▸ **Exercise brief**: Search the material below for the word "JSON". Copy every line that has it.

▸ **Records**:
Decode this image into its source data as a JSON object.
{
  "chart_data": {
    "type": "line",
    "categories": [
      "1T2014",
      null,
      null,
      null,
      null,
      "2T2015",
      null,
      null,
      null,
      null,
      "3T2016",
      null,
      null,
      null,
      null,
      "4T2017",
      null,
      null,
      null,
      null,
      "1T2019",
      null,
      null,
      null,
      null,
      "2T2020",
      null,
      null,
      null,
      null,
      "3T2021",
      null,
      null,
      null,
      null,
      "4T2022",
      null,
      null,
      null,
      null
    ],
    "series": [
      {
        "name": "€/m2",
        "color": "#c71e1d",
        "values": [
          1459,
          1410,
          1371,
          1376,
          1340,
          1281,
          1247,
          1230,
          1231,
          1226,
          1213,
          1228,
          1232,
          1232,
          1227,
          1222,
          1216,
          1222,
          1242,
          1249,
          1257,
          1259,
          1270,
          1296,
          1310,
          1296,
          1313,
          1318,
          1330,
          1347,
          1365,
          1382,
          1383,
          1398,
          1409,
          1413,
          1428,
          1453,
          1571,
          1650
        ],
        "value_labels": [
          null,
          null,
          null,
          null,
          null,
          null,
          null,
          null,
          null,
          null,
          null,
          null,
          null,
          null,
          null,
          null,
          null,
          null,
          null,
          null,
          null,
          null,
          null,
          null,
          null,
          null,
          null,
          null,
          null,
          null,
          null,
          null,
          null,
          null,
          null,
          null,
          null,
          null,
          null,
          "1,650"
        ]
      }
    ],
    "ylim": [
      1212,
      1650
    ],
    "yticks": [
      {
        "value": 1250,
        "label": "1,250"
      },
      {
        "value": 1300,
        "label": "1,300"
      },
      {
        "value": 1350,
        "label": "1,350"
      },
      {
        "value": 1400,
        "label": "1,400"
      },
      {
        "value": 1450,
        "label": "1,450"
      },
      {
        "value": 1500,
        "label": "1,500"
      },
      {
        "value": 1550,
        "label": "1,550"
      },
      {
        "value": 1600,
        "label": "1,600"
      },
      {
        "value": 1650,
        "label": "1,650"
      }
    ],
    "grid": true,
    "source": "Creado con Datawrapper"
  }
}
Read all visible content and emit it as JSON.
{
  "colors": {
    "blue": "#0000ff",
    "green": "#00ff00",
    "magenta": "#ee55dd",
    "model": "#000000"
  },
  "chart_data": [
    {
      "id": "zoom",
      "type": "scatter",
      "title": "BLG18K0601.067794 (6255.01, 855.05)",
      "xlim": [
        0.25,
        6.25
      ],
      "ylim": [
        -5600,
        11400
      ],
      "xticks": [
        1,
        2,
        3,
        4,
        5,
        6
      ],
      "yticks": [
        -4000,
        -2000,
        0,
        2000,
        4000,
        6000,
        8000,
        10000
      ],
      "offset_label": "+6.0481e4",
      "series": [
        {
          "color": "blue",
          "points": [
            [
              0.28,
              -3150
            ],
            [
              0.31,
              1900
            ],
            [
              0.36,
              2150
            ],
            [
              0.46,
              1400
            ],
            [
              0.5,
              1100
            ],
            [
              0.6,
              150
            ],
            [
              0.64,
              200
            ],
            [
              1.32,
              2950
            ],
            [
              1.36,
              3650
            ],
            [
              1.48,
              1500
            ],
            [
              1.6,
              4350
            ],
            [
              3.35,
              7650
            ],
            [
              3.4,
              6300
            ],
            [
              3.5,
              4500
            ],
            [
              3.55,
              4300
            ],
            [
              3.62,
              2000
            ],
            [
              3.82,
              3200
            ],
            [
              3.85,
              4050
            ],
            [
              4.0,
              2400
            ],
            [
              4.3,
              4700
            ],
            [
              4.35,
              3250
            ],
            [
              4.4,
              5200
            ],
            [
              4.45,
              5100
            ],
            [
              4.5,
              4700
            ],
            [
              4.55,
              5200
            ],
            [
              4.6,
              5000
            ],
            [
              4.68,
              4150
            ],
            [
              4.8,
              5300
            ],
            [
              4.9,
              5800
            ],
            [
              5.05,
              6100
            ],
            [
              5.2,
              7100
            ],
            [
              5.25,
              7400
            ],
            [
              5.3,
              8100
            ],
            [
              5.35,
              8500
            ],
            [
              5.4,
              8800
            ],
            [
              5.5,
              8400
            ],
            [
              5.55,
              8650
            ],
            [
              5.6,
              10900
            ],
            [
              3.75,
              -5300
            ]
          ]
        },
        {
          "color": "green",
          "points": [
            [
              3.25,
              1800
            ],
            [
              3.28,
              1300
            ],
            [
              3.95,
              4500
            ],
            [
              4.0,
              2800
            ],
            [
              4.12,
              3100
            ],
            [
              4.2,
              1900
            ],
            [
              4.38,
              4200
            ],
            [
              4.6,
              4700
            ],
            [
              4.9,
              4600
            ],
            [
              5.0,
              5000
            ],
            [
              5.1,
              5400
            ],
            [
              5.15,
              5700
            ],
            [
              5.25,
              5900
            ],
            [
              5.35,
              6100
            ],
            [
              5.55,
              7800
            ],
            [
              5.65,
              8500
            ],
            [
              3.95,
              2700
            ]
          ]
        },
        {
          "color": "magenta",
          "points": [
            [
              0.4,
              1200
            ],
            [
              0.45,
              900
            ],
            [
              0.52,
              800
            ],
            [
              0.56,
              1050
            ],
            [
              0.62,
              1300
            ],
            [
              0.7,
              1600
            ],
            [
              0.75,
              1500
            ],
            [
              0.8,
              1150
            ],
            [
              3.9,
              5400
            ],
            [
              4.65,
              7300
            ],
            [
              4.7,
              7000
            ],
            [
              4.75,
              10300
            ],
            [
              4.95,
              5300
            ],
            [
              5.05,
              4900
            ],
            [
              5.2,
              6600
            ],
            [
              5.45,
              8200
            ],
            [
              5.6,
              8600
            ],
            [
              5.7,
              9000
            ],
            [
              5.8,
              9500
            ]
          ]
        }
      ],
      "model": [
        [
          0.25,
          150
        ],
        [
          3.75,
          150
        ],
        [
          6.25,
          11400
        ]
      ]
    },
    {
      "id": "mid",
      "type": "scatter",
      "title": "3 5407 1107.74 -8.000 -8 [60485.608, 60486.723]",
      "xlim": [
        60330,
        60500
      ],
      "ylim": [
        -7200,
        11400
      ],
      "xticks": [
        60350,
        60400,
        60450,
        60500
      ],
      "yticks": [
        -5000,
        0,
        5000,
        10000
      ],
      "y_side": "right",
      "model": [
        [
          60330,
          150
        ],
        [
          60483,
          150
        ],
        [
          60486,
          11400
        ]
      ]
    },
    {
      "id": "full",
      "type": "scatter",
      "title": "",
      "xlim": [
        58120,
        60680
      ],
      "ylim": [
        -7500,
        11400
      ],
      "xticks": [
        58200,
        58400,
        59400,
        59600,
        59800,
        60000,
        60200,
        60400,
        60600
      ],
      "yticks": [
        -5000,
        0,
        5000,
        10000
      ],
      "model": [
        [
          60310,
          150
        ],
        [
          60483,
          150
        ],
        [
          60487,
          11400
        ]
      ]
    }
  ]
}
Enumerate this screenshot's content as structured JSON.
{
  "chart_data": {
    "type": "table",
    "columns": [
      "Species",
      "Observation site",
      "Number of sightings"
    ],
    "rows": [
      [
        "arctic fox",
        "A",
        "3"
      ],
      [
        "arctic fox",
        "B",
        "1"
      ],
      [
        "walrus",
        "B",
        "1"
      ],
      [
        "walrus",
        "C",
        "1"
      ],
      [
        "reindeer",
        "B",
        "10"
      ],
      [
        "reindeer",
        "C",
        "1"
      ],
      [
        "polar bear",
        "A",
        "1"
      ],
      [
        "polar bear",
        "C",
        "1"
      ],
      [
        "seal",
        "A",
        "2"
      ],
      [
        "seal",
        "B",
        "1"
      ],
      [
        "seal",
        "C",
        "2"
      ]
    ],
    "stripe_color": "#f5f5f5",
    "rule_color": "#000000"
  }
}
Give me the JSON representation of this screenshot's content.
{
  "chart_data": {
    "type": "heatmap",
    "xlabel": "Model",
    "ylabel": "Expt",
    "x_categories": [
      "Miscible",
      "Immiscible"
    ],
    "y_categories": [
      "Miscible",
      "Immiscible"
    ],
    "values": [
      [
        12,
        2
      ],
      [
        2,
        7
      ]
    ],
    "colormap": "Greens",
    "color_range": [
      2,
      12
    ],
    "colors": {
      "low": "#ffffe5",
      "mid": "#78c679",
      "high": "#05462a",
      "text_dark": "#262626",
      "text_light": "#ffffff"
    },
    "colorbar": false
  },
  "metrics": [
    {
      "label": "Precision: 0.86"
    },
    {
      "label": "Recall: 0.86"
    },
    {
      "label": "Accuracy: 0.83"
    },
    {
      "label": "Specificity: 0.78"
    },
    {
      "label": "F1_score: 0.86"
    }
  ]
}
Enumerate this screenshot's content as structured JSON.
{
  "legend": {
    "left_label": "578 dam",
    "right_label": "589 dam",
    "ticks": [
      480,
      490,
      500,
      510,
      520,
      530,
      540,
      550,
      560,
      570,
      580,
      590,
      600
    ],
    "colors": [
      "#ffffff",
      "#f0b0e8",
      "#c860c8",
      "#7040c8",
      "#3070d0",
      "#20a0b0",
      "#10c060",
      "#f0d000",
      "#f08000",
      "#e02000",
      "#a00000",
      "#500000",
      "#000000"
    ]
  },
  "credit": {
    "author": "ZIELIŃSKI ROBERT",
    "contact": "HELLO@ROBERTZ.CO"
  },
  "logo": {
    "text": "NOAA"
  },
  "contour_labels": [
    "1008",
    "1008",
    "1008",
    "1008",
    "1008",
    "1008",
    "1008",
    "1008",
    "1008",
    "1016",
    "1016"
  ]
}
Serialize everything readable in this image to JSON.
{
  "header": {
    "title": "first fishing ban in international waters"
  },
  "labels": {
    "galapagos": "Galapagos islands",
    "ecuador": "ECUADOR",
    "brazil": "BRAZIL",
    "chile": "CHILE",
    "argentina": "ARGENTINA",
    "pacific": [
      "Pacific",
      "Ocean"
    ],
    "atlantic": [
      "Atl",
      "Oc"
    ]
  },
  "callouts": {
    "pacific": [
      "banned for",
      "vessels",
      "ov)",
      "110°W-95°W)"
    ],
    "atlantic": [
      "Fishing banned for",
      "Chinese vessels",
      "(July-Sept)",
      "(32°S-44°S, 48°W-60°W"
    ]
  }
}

▸ **Full output**:
Decode this image into its source data as a JSON object.
Read all visible content and emit it as JSON.
Enumerate this screenshot's content as structured JSON.
Give me the JSON representation of this screenshot's content.
Enumerate this screenshot's content as structured JSON.
Serialize everything readable in this image to JSON.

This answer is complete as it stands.